Extrait de l'arrêt:
France | France, Cour administrative d'appel de Versailles, 7ème chambre, 27 décembre 2018, 18VE00307


Vu la procédure suivante :

Procédure contentieuse antérieure :

La société NATIXIS a demandé au Tribunal administratif de Montreuil, de la décharger des rappels de crédit d'impôt recherche auxquels elle a été assujettie au titre de l'exercice clos en 2010, à hauteur de 922 192 euros.

Par un jugement n° 1701332 du 30 novembre 2017, le tribunal a rejeté sa demande.

Procédure devant la Cour :

Par une requête enregistrée le 26 janvier 2018, la société NATIXIS, représentée par Me A..., demande à la Cour :

1° d'annuler ce jugement ;


2° de la décharger des cotisations supplémentaires d'impôt sur les sociétés auxquelles elle a été assujettie...

Vu la procédure suivante :

Procédure contentieuse antérieure :

La société NATIXIS a demandé au Tribunal administratif de Montreuil, de la décharger des rappels de crédit d'impôt recherche auxquels elle a été assujettie au titre de l'exercice clos en 2010, à hauteur de 922 192 euros.

Par un jugement n° 1701332 du 30 novembre 2017, le tribunal a rejeté sa demande.

Procédure devant la Cour :

Par une requête enregistrée le 26 janvier 2018, la société NATIXIS, représentée par Me A..., demande à la Cour :

1° d'annuler ce jugement ;

2° de la décharger des cotisations supplémentaires d'impôt sur les sociétés auxquelles elle a été assujettie au titre de l'exercice clos en 2010 à hauteur de 922 192 euros.

3° de mettre à la charge de l'Etat la somme de 3 000 euros en application de l'article L. 761-1 du code de justice administrative.

La société NATIXIS soutient que :

- le pouvoir réglementaire a méconnu l'étendue de l'habilitation conférée par le législateur en réduisant la base de calcul du crédit d'impôt recherche ;

- la doctrine exprimée dans l'instruction fiscale 4-1-00 n°28 du 8 février 2000 et le BOI-BIC-RICI-10-10-20-20 du 6 juillet 2016 et lors de la conférence annuelle " Panorama des redressements fiscaux " du 17 juin 2010, dont certaines parties ont été infirmées par la jurisprudence, restreint de manière excessive la notion de charges sociales obligatoires et de dépenses de personnel ;

- les dispositions combinées des article 244 quater B du code général des impôts et le B de l'article 49 septies I de l'annexe III à ce code ne s'opposent pas à ce que les subventions versées au comité d'entreprise, la contribution additionnelle à la contribution sociale de solidarité, les versements opérés au titre du fonds national de l'aide au logement (FNAL), au titre de la taxe d'apprentissage, de la formation professionnelle continue et de la participation à l'effort de construction, le versement destiné au financement des transports, la taxe sur la contribution patronale de prévoyance et le forfait social soient regardés comme des dépenses de personnel.

Enregistrements des zones de mise en page:
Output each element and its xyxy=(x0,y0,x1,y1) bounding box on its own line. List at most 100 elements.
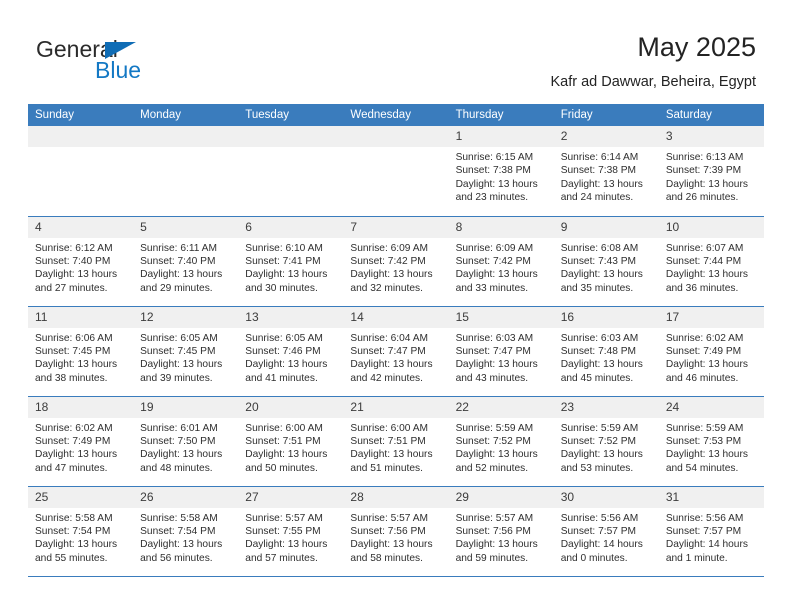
general-blue-logo[interactable]: General Blue xyxy=(36,36,226,90)
calendar-day-cell[interactable]: 19 Sunrise: 6:01 AM Sunset: 7:50 PM Dayli… xyxy=(133,396,239,487)
calendar-day-cell[interactable]: 28 Sunrise: 5:57 AM Sunset: 7:56 PM Dayli… xyxy=(343,486,449,577)
calendar-day-cell[interactable]: 8 Sunrise: 6:09 AM Sunset: 7:42 PM Daylig… xyxy=(448,216,554,307)
day-number: 15 xyxy=(448,306,554,328)
calendar-table: Sunday Monday Tuesday Wednesday Thursday… xyxy=(28,104,764,577)
sun-info-text: Sunrise: 6:08 AM Sunset: 7:43 PM Dayligh… xyxy=(560,242,643,294)
logo-text-blue: Blue xyxy=(95,57,142,83)
calendar-day-cell[interactable]: 6 Sunrise: 6:10 AM Sunset: 7:41 PM Daylig… xyxy=(238,216,344,307)
calendar-day-cell[interactable]: 22 Sunrise: 5:59 AM Sunset: 7:52 PM Dayli… xyxy=(448,396,554,487)
calendar-day-cell-empty xyxy=(343,126,449,217)
calendar-day-cell[interactable]: 9 Sunrise: 6:08 AM Sunset: 7:43 PM Daylig… xyxy=(553,216,659,307)
day-number: 3 xyxy=(658,126,764,147)
calendar-day-cell[interactable]: 1 Sunrise: 6:15 AM Sunset: 7:38 PM Daylig… xyxy=(448,126,554,217)
sun-info-text: Sunrise: 5:56 AM Sunset: 7:57 PM Dayligh… xyxy=(560,512,643,564)
sun-info-text: Sunrise: 5:59 AM Sunset: 7:53 PM Dayligh… xyxy=(665,422,748,474)
calendar-day-cell[interactable]: 3 Sunrise: 6:13 AM Sunset: 7:39 PM Daylig… xyxy=(658,126,764,217)
weekday-header-thursday: Thursday xyxy=(448,104,554,126)
sun-info-text: Sunrise: 6:02 AM Sunset: 7:49 PM Dayligh… xyxy=(665,332,748,384)
weekday-header-monday: Monday xyxy=(133,104,239,126)
day-number: 28 xyxy=(343,486,449,508)
day-number: 6 xyxy=(238,216,344,238)
calendar-day-cell[interactable]: 29 Sunrise: 5:57 AM Sunset: 7:56 PM Dayli… xyxy=(448,486,554,577)
sun-info-text: Sunrise: 6:06 AM Sunset: 7:45 PM Dayligh… xyxy=(35,332,118,384)
day-number: 23 xyxy=(553,396,659,418)
calendar-day-cell[interactable]: 4 Sunrise: 6:12 AM Sunset: 7:40 PM Daylig… xyxy=(28,216,134,307)
sun-info-text: Sunrise: 6:00 AM Sunset: 7:51 PM Dayligh… xyxy=(245,422,328,474)
calendar-week-row: 18 Sunrise: 6:02 AM Sunset: 7:49 PM Dayli… xyxy=(28,396,764,487)
sun-info-text: Sunrise: 6:03 AM Sunset: 7:48 PM Dayligh… xyxy=(560,332,643,384)
calendar-day-cell[interactable]: 24 Sunrise: 5:59 AM Sunset: 7:53 PM Dayli… xyxy=(658,396,764,487)
calendar-day-cell[interactable]: 13 Sunrise: 6:05 AM Sunset: 7:46 PM Dayli… xyxy=(238,306,344,397)
sun-info-text: Sunrise: 6:05 AM Sunset: 7:46 PM Dayligh… xyxy=(245,332,328,384)
sun-info-text: Sunrise: 6:13 AM Sunset: 7:39 PM Dayligh… xyxy=(665,152,748,204)
weekday-header-sunday: Sunday xyxy=(28,104,134,126)
calendar-day-cell[interactable]: 23 Sunrise: 5:59 AM Sunset: 7:52 PM Dayli… xyxy=(553,396,659,487)
calendar-day-cell[interactable]: 30 Sunrise: 5:56 AM Sunset: 7:57 PM Dayli… xyxy=(553,486,659,577)
calendar-day-cell[interactable]: 5 Sunrise: 6:11 AM Sunset: 7:40 PM Daylig… xyxy=(133,216,239,307)
calendar-day-cell[interactable]: 18 Sunrise: 6:02 AM Sunset: 7:49 PM Dayli… xyxy=(28,396,134,487)
sun-info-text: Sunrise: 5:57 AM Sunset: 7:56 PM Dayligh… xyxy=(455,512,538,564)
day-number: 31 xyxy=(658,486,764,508)
calendar-day-cell[interactable]: 31 Sunrise: 5:56 AM Sunset: 7:57 PM Dayli… xyxy=(658,486,764,577)
sun-info-text: Sunrise: 5:59 AM Sunset: 7:52 PM Dayligh… xyxy=(560,422,643,474)
calendar-body: 1 Sunrise: 6:15 AM Sunset: 7:38 PM Daylig… xyxy=(28,126,764,577)
calendar-day-cell[interactable]: 2 Sunrise: 6:14 AM Sunset: 7:38 PM Daylig… xyxy=(553,126,659,217)
weekday-header-saturday: Saturday xyxy=(658,104,764,126)
calendar-page: General Blue May 2025 Kafr ad Dawwar, Be… xyxy=(0,0,792,612)
calendar-week-row: 4 Sunrise: 6:12 AM Sunset: 7:40 PM Daylig… xyxy=(28,216,764,307)
day-number: 24 xyxy=(658,396,764,418)
location-subtitle: Kafr ad Dawwar, Beheira, Egypt xyxy=(550,74,756,90)
calendar-day-cell[interactable]: 16 Sunrise: 6:03 AM Sunset: 7:48 PM Dayli… xyxy=(553,306,659,397)
page-title: May 2025 xyxy=(637,32,756,62)
sun-info-text: Sunrise: 6:15 AM Sunset: 7:38 PM Dayligh… xyxy=(455,152,538,204)
day-number xyxy=(343,126,449,147)
calendar-day-cell[interactable]: 20 Sunrise: 6:00 AM Sunset: 7:51 PM Dayli… xyxy=(238,396,344,487)
sun-info-text: Sunrise: 6:01 AM Sunset: 7:50 PM Dayligh… xyxy=(140,422,223,474)
day-number: 10 xyxy=(658,216,764,238)
sun-info-text: Sunrise: 6:09 AM Sunset: 7:42 PM Dayligh… xyxy=(350,242,433,294)
sun-info-text: Sunrise: 5:56 AM Sunset: 7:57 PM Dayligh… xyxy=(665,512,748,564)
calendar-day-cell[interactable]: 10 Sunrise: 6:07 AM Sunset: 7:44 PM Dayli… xyxy=(658,216,764,307)
day-number: 16 xyxy=(553,306,659,328)
sun-info-text: Sunrise: 5:59 AM Sunset: 7:52 PM Dayligh… xyxy=(455,422,538,474)
calendar-day-cell-empty xyxy=(28,126,134,217)
sun-info-text: Sunrise: 5:58 AM Sunset: 7:54 PM Dayligh… xyxy=(140,512,223,564)
weekday-header-wednesday: Wednesday xyxy=(343,104,449,126)
day-number: 26 xyxy=(133,486,239,508)
sun-info-text: Sunrise: 6:05 AM Sunset: 7:45 PM Dayligh… xyxy=(140,332,223,384)
day-number: 19 xyxy=(133,396,239,418)
sun-info-text: Sunrise: 6:12 AM Sunset: 7:40 PM Dayligh… xyxy=(35,242,118,294)
calendar-week-row: 25 Sunrise: 5:58 AM Sunset: 7:54 PM Dayli… xyxy=(28,486,764,577)
calendar-day-cell[interactable]: 11 Sunrise: 6:06 AM Sunset: 7:45 PM Dayli… xyxy=(28,306,134,397)
sun-info-text: Sunrise: 6:09 AM Sunset: 7:42 PM Dayligh… xyxy=(455,242,538,294)
day-number: 5 xyxy=(133,216,239,238)
day-number: 4 xyxy=(28,216,134,238)
calendar-day-cell[interactable]: 21 Sunrise: 6:00 AM Sunset: 7:51 PM Dayli… xyxy=(343,396,449,487)
calendar-day-cell[interactable]: 27 Sunrise: 5:57 AM Sunset: 7:55 PM Dayli… xyxy=(238,486,344,577)
sun-info-text: Sunrise: 5:57 AM Sunset: 7:55 PM Dayligh… xyxy=(245,512,328,564)
day-number: 13 xyxy=(238,306,344,328)
calendar-day-cell[interactable]: 15 Sunrise: 6:03 AM Sunset: 7:47 PM Dayli… xyxy=(448,306,554,397)
day-number: 21 xyxy=(343,396,449,418)
day-number: 27 xyxy=(238,486,344,508)
calendar-week-row: 11 Sunrise: 6:06 AM Sunset: 7:45 PM Dayli… xyxy=(28,306,764,397)
calendar-day-cell[interactable]: 26 Sunrise: 5:58 AM Sunset: 7:54 PM Dayli… xyxy=(133,486,239,577)
calendar-day-cell-empty xyxy=(133,126,239,217)
day-number: 22 xyxy=(448,396,554,418)
day-number: 2 xyxy=(553,126,659,147)
day-number: 1 xyxy=(448,126,554,147)
day-number: 30 xyxy=(553,486,659,508)
day-number: 7 xyxy=(343,216,449,238)
day-number: 11 xyxy=(28,306,134,328)
sun-info-text: Sunrise: 6:00 AM Sunset: 7:51 PM Dayligh… xyxy=(350,422,433,474)
calendar-day-cell[interactable]: 14 Sunrise: 6:04 AM Sunset: 7:47 PM Dayli… xyxy=(343,306,449,397)
calendar-day-cell[interactable]: 17 Sunrise: 6:02 AM Sunset: 7:49 PM Dayli… xyxy=(658,306,764,397)
sun-info-text: Sunrise: 6:02 AM Sunset: 7:49 PM Dayligh… xyxy=(35,422,118,474)
day-number: 18 xyxy=(28,396,134,418)
day-number: 25 xyxy=(28,486,134,508)
calendar-day-cell[interactable]: 25 Sunrise: 5:58 AM Sunset: 7:54 PM Dayli… xyxy=(28,486,134,577)
calendar-day-cell[interactable]: 12 Sunrise: 6:05 AM Sunset: 7:45 PM Dayli… xyxy=(133,306,239,397)
calendar-day-cell[interactable]: 7 Sunrise: 6:09 AM Sunset: 7:42 PM Daylig… xyxy=(343,216,449,307)
day-number: 8 xyxy=(448,216,554,238)
sun-info-text: Sunrise: 5:58 AM Sunset: 7:54 PM Dayligh… xyxy=(35,512,118,564)
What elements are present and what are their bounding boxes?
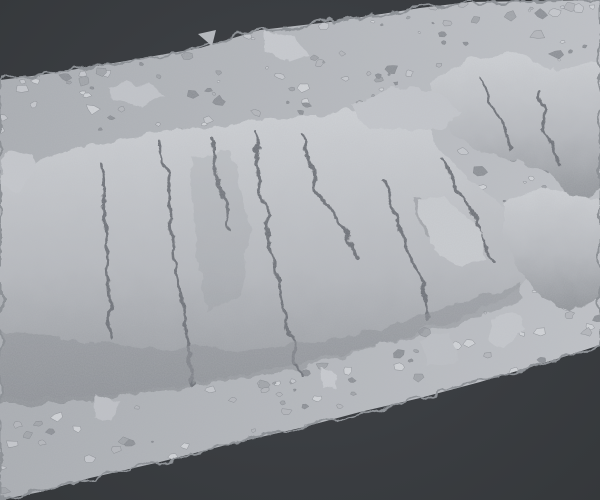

Consigne 1: Reproduisez le passage de l'arrêt qui s'ouvre sur les mots comprenant « - les dispositions » et se clôt sur « dépenses de personnel. », en substituant « comité social et économique » à « comité d'entreprise ».
Consigne 2: Poursuivez l'arrêt de la cour administrative d'appel à partir de l'endroit où il s'interrompt.
Les enregistrements n'ont aucun rapport avec l'arrêt.

Réponse 1:
- les dispositions combinées des article 244 quater B du code général des impôts et le B de l'article 49 septies I de l'annexe III à ce code ne s'opposent pas à ce que les subventions versées au comité social et économique, la contribution additionnelle à la contribution sociale de solidarité, les versements opérés au titre du fonds national de l'aide au logement (FNAL), au titre de la taxe d'apprentissage, de la formation professionnelle continue et de la participation à l'effort de construction, le versement destiné au financement des transports, la taxe sur la contribution patronale de prévoyance et le forfait social soient regardés comme des dépenses de personnel.

Réponse 2:
.....................................................................................................................

Vu les autres pièces du dossier.

Vu :

- le code général des impôts et le livre des procédures fiscales ;

- le code de la sécurité sociale ;

- le code du travail ;

- le code général des collectivités territoriales ;

- la décision n° 2011-148/154 QPC du 22 juillet 2011 du Conseil constitutionnel ;

- la décision n° 2012-654 DC du 9 août 2012 du Conseil constitutionnel ;

- le code de justice administrative.

Les parties ont été régulièrement averties du jour de l'audience.

Ont été entendus au cours de l'audience publique :

- le rapport de M. Tronel,

- et les conclusions de Mme Danielian, rapporteur public.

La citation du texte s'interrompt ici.